▸ **What to do**
Working from the line that contains "Transcribe the text in this document." down to the last line below, repeat each line exactly.
━━━ Records shown ━━━
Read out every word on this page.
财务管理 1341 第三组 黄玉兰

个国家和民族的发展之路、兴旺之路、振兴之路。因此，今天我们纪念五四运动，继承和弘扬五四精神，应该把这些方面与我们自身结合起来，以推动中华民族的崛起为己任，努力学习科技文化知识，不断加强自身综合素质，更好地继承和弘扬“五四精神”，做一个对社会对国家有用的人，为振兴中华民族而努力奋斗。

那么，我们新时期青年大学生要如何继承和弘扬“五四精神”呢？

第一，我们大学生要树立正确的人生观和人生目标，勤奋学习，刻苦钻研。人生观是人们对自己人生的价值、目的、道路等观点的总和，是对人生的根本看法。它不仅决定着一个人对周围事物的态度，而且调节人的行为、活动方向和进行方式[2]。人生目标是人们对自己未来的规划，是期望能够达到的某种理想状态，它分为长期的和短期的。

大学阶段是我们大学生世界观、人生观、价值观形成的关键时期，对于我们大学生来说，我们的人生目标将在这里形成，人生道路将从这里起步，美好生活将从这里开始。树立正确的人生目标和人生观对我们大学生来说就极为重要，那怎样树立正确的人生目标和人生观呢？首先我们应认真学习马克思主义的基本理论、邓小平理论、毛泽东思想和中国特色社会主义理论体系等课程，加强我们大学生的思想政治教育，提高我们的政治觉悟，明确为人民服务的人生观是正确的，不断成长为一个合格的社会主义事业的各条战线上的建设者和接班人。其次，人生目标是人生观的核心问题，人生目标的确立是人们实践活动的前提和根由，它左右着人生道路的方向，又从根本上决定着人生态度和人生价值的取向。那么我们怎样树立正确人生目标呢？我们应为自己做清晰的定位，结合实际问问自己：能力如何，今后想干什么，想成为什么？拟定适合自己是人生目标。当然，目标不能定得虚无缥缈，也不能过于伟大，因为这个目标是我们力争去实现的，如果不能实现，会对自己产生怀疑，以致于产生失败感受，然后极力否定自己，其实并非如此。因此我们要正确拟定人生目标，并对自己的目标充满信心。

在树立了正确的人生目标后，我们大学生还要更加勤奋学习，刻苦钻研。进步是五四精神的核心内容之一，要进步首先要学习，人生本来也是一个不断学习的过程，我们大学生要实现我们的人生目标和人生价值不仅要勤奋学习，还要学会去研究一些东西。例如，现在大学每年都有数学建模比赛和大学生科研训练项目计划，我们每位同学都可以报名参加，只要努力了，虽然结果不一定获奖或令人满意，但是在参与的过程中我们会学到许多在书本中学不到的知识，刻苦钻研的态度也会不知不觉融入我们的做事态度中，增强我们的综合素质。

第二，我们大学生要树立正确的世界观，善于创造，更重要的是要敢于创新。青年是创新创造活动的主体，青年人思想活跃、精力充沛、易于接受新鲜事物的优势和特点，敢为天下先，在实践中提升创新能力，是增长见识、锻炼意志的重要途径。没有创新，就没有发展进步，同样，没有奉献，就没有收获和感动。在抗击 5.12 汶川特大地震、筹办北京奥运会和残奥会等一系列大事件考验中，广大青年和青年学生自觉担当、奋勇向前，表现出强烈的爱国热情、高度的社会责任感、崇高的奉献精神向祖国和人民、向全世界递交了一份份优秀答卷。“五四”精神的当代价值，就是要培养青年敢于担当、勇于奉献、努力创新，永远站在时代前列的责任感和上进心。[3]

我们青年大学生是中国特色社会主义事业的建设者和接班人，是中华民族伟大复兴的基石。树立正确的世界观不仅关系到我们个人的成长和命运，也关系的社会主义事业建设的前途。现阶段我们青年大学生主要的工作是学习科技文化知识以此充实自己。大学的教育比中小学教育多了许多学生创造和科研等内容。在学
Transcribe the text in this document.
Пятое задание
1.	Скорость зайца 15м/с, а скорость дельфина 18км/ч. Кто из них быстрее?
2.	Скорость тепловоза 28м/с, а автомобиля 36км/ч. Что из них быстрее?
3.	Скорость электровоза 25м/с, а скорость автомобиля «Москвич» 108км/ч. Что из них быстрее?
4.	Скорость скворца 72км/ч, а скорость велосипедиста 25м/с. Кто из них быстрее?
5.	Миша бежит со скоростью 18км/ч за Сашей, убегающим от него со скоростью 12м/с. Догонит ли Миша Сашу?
━━━
▸ **Solution for this problem**
Transcribe the text in this document.
Пятое задание
1.	Скорость зайца 15м/с, а скорость дельфина 18км/ч. Кто из них быстрее?
2.	Скорость тепловоза 28м/с, а автомобиля 36км/ч. Что из них быстрее?
3.	Скорость электровоза 25м/с, а скорость автомобиля «Москвич» 108км/ч. Что из них быстрее?
4.	Скорость скворца 72км/ч, а скорость велосипедиста 25м/с. Кто из них быстрее?
5.	Миша бежит со скоростью 18км/ч за Сашей, убегающим от него со скоростью 12м/с. Догонит ли Миша Сашу?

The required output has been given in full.